### WHAT IS EXPECTED
Pick out the lines below that include the string "name".

### Structured figure records
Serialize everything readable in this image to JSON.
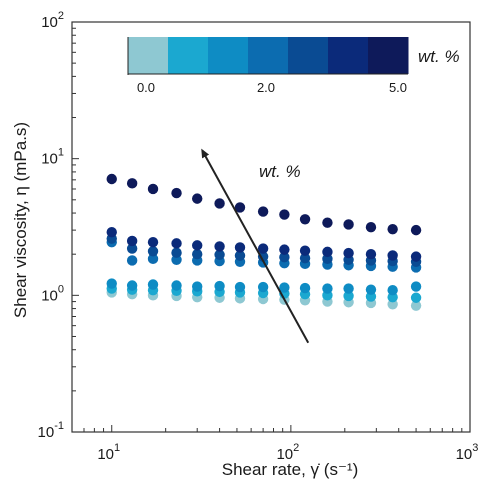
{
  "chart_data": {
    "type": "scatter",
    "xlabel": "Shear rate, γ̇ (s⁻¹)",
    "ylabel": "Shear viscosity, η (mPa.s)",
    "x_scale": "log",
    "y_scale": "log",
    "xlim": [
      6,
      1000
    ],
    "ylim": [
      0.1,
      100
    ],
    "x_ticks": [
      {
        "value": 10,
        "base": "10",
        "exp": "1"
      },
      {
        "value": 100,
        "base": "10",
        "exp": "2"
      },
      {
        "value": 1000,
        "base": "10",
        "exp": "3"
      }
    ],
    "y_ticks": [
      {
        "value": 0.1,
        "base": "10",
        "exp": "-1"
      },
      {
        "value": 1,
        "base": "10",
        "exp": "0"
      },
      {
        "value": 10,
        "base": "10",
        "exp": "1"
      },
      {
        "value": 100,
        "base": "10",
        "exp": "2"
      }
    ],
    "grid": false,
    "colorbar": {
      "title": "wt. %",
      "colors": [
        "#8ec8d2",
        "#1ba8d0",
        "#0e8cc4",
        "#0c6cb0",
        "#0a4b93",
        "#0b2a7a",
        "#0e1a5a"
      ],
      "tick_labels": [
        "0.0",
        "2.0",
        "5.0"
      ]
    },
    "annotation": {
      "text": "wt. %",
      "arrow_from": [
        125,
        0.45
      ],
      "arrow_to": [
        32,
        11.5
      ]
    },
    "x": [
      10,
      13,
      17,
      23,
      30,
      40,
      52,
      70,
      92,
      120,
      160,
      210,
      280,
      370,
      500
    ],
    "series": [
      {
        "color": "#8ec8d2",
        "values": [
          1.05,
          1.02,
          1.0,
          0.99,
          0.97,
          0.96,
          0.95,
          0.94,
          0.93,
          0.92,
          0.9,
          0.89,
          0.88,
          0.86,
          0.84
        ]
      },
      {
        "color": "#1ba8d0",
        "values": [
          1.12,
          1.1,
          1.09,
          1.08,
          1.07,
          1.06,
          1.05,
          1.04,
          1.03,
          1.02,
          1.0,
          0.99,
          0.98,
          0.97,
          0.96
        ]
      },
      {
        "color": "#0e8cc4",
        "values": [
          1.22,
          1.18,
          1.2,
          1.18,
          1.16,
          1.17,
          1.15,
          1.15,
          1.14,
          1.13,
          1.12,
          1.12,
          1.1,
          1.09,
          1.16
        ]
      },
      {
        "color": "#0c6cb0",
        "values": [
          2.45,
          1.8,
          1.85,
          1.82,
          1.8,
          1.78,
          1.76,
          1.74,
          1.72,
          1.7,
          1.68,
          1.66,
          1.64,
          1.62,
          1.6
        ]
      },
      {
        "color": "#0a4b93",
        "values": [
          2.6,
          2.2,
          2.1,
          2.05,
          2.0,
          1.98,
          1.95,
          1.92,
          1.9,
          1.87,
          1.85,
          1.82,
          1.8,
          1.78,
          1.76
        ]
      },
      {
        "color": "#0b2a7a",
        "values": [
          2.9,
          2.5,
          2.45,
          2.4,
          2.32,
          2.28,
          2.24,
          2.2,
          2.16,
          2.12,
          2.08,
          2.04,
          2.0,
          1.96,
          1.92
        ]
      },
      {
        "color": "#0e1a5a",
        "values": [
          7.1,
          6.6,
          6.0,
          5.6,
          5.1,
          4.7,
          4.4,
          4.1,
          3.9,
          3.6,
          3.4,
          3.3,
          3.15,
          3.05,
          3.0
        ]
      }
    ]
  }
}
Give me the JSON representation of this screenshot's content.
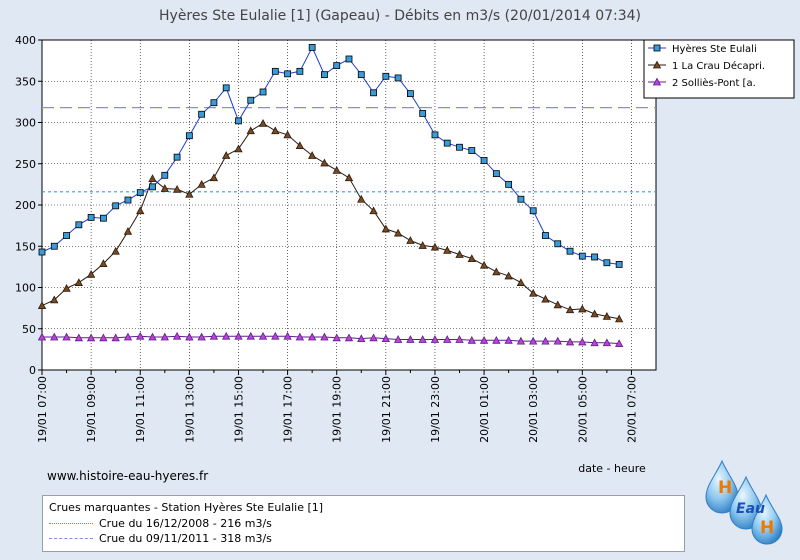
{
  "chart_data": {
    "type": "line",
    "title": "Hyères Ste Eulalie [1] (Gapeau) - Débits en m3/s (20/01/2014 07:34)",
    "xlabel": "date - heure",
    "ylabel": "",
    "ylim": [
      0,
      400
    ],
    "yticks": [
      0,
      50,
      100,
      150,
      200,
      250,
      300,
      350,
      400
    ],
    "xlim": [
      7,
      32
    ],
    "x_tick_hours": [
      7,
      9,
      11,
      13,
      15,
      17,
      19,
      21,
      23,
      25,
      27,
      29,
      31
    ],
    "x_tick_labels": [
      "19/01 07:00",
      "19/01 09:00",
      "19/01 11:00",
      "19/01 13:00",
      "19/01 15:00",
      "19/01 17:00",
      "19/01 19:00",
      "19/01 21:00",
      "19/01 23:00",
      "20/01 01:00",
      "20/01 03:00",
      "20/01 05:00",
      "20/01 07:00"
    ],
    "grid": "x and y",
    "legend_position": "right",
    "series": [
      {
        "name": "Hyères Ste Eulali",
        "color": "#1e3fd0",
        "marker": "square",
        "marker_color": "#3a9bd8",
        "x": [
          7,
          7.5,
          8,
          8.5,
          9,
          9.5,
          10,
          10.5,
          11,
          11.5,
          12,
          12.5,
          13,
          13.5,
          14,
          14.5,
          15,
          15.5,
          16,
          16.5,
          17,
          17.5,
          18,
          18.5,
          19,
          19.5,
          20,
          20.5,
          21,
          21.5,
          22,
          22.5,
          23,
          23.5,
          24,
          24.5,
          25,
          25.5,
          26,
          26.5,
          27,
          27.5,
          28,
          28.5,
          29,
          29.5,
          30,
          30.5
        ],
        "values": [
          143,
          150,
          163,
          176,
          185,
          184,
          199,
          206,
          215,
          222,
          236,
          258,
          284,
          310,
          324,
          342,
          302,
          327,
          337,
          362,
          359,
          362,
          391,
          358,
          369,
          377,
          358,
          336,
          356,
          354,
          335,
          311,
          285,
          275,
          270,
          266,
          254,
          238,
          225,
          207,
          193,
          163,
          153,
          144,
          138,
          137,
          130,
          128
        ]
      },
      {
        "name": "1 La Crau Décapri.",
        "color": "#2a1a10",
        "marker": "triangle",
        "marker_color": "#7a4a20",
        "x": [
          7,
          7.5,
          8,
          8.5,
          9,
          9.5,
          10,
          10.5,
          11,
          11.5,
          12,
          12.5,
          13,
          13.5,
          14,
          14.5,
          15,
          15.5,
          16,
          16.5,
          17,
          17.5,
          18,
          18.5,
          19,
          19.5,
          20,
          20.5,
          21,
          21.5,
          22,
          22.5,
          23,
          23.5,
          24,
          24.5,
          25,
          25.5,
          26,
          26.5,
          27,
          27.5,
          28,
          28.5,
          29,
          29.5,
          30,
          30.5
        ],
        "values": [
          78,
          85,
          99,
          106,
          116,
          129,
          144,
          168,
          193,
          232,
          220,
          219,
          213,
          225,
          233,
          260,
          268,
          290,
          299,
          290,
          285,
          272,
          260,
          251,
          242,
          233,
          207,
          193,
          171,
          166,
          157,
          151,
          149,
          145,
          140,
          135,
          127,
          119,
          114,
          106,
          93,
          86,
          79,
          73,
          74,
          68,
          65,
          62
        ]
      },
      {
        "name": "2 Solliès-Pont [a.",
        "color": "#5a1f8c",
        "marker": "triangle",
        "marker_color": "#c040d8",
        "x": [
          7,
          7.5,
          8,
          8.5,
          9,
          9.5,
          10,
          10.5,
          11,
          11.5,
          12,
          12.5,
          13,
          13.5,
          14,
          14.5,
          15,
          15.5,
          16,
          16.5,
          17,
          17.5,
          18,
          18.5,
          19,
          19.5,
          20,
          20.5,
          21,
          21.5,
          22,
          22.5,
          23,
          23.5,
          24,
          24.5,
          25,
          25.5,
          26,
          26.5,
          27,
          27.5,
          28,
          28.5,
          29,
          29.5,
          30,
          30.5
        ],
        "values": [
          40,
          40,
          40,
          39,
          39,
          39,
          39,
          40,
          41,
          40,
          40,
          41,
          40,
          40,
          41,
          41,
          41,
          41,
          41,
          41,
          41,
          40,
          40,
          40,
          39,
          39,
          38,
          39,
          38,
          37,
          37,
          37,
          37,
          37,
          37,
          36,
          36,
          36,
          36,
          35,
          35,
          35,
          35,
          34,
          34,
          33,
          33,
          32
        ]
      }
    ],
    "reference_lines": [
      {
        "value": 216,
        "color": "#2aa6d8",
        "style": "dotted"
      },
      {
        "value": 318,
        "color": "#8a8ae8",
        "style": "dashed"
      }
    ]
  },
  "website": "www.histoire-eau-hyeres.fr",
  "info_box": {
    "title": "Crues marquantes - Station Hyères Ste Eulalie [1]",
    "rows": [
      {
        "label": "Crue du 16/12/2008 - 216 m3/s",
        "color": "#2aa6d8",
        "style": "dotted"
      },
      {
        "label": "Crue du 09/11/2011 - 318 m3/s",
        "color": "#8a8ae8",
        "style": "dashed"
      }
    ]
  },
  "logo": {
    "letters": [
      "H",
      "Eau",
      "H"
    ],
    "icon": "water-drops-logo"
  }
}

### SOLUTION TO THIS PROBLEM
        "name": "Hyères Ste Eulali",
        "name": "1 La Crau Décapri.",
        "name": "2 Solliès-Pont [a.",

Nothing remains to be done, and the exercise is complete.